*Stated goal*
Turn all of the material below into a two-column CSV with the headers description and positions. Give each description one row with its position lines beside it, put each in a single quoted field, change line breaks to spaces, and leave out the pictures.

*Rows*
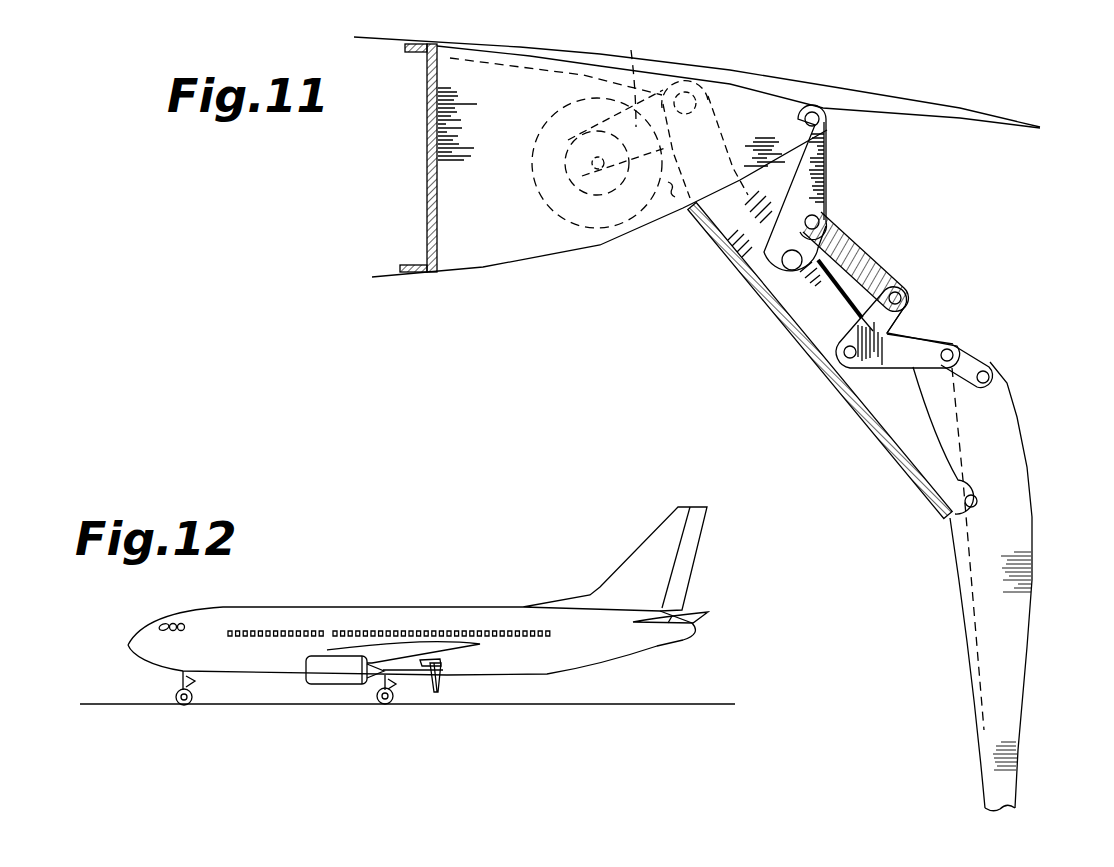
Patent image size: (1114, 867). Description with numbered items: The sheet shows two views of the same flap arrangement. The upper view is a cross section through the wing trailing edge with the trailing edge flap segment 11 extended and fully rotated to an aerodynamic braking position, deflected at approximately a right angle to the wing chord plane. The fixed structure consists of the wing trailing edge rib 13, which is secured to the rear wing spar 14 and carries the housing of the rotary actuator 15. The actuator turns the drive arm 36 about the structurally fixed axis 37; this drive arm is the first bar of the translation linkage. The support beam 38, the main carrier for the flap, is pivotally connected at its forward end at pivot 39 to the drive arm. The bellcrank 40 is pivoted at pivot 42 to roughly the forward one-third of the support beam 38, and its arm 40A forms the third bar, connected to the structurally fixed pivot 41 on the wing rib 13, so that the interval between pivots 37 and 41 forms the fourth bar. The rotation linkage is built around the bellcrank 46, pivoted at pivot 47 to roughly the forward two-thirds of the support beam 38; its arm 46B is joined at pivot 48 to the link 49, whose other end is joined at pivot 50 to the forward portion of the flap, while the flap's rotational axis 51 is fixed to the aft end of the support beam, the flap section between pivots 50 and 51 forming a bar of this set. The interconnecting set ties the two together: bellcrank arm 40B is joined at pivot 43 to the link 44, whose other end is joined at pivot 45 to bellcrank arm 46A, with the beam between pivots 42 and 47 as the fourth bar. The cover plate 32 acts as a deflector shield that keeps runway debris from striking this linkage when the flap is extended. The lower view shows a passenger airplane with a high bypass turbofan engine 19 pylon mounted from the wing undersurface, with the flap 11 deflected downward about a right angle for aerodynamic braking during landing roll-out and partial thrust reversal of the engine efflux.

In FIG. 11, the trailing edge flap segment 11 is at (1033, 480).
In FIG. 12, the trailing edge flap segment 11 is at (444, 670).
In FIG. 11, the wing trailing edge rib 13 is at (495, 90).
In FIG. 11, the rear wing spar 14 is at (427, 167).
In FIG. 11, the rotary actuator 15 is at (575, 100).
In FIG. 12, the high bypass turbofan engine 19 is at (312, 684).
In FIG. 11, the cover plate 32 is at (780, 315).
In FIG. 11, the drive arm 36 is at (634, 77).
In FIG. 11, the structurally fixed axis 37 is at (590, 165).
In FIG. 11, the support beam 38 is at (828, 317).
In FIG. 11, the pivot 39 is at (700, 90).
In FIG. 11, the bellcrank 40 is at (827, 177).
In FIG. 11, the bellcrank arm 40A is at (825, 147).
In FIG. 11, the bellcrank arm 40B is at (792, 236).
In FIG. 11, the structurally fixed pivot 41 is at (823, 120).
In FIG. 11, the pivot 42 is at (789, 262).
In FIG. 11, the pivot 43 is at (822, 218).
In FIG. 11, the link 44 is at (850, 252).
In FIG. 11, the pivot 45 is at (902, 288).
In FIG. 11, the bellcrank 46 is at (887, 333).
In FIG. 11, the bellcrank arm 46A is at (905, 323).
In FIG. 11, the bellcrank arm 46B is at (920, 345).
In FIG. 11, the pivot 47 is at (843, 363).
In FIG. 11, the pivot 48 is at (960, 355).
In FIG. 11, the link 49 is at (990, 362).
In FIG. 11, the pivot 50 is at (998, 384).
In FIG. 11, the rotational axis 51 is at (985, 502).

*Task result*
description,positions
"Patent image size: (1114, 867). Description with numbered items: The sheet shows two views of the same flap arrangement. The upper view is a cross section through the wing trailing edge with the trailing edge flap segment 11 extended and fully rotated to an aerodynamic braking position, deflected at approximately a right angle to the wing chord plane. The fixed structure consists of the wing trailing edge rib 13, which is secured to the rear wing spar 14 and carries the housing of the rotary actuator 15. The actuator turns the drive arm 36 about the structurally fixed axis 37; this drive arm is the first bar of the translation linkage. The support beam 38, the main carrier for the flap, is pivotally connected at its forward end at pivot 39 to the drive arm. The bellcrank 40 is pivoted at pivot 42 to roughly the forward one-third of the support beam 38, and its arm 40A forms the third bar, connected to the structurally fixed pivot 41 on the wing rib 13, so that the interval between pivots 37 and 41 forms the fourth bar. The rotation linkage is built around the bellcrank 46, pivoted at pivot 47 to roughly the forward two-thirds of the support beam 38; its arm 46B is joined at pivot 48 to the link 49, whose other end is joined at pivot 50 to the forward portion of the flap, while the flap's rotational axis 51 is fixed to the aft end of the support beam, the flap section between pivots 50 and 51 forming a bar of this set. The interconnecting set ties the two together: bellcrank arm 40B is joined at pivot 43 to the link 44, whose other end is joined at pivot 45 to bellcrank arm 46A, with the beam between pivots 42 and 47 as the fourth bar. The cover plate 32 acts as a deflector shield that keeps runway debris from striking this linkage when the flap is extended. The lower view shows a passenger airplane with a high bypass turbofan engine 19 pylon mounted from the wing undersurface, with the flap 11 deflected downward about a right angle for aerodynamic braking during landing roll-out and partial thrust reversal of the engine efflux.","In FIG. 11, the trailing edge flap segment 11 is at (1033, 480). In FIG. 12, the trailing edge flap segment 11 is at (444, 670). In FIG. 11, the wing trailing edge rib 13 is at (495, 90). In FIG. 11, the rear wing spar 14 is at (427, 167). In FIG. 11, the rotary actuator 15 is at (575, 100). In FIG. 12, the high bypass turbofan engine 19 is at (312, 684). In FIG. 11, the cover plate 32 is at (780, 315). In FIG. 11, the drive arm 36 is at (634, 77). In FIG. 11, the structurally fixed axis 37 is at (590, 165). In FIG. 11, the support beam 38 is at (828, 317). In FIG. 11, the pivot 39 is at (700, 90). In FIG. 11, the bellcrank 40 is at (827, 177). In FIG. 11, the bellcrank arm 40A is at (825, 147). In FIG. 11, the bellcrank arm 40B is at (792, 236). In FIG. 11, the structurally fixed pivot 41 is at (823, 120). In FIG. 11, the pivot 42 is at (789, 262). In FIG. 11, the pivot 43 is at (822, 218). In FIG. 11, the link 44 is at (850, 252). In FIG. 11, the pivot 45 is at (902, 288). In FIG. 11, the bellcrank 46 is at (887, 333). In FIG. 11, the bellcrank arm 46A is at (905, 323). In FIG. 11, the bellcrank arm 46B is at (920, 345). In FIG. 11, the pivot 47 is at (843, 363). In FIG. 11, the pivot 48 is at (960, 355). In FIG. 11, the link 49 is at (990, 362). In FIG. 11, the pivot 50 is at (998, 384). In FIG. 11, the rotational axis 51 is at (985, 502)."